**PROBLEM TO WORK ON**
Extract every entry word for word.

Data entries
## start

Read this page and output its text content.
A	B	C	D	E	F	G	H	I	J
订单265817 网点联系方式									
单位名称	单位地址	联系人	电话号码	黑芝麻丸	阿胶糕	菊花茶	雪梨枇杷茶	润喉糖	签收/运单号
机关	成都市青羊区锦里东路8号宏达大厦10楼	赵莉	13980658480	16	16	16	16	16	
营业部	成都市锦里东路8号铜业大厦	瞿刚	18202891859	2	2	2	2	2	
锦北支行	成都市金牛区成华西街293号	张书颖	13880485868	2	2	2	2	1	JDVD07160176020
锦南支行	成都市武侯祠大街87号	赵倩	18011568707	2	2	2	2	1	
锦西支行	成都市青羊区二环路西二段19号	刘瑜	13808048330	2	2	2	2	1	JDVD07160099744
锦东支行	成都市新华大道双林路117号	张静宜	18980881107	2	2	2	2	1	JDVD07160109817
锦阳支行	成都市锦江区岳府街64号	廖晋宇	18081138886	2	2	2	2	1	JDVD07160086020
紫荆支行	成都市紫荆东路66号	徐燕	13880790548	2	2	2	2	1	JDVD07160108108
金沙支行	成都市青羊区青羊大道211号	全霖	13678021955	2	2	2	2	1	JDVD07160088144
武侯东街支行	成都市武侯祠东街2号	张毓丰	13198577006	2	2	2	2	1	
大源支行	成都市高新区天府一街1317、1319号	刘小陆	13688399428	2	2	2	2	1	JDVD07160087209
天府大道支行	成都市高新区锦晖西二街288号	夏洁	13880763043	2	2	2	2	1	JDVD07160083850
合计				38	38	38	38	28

## end

**RESPONSE TO THE EXERCISE**
Read this page and output its text content.
A	B	C	D	E	F	G	H	I	J
订单265817 网点联系方式									
单位名称	单位地址	联系人	电话号码	黑芝麻丸	阿胶糕	菊花茶	雪梨枇杷茶	润喉糖	签收/运单号
机关	成都市青羊区锦里东路8号宏达大厦10楼	赵莉	13980658480	16	16	16	16	16	
营业部	成都市锦里东路8号铜业大厦	瞿刚	18202891859	2	2	2	2	2	
锦北支行	成都市金牛区成华西街293号	张书颖	13880485868	2	2	2	2	1	JDVD07160176020
锦南支行	成都市武侯祠大街87号	赵倩	18011568707	2	2	2	2	1	
锦西支行	成都市青羊区二环路西二段19号	刘瑜	13808048330	2	2	2	2	1	JDVD07160099744
锦东支行	成都市新华大道双林路117号	张静宜	18980881107	2	2	2	2	1	JDVD07160109817
锦阳支行	成都市锦江区岳府街64号	廖晋宇	18081138886	2	2	2	2	1	JDVD07160086020
紫荆支行	成都市紫荆东路66号	徐燕	13880790548	2	2	2	2	1	JDVD07160108108
金沙支行	成都市青羊区青羊大道211号	全霖	13678021955	2	2	2	2	1	JDVD07160088144
武侯东街支行	成都市武侯祠东街2号	张毓丰	13198577006	2	2	2	2	1	
大源支行	成都市高新区天府一街1317、1319号	刘小陆	13688399428	2	2	2	2	1	JDVD07160087209
天府大道支行	成都市高新区锦晖西二街288号	夏洁	13880763043	2	2	2	2	1	JDVD07160083850
合计				38	38	38	38	28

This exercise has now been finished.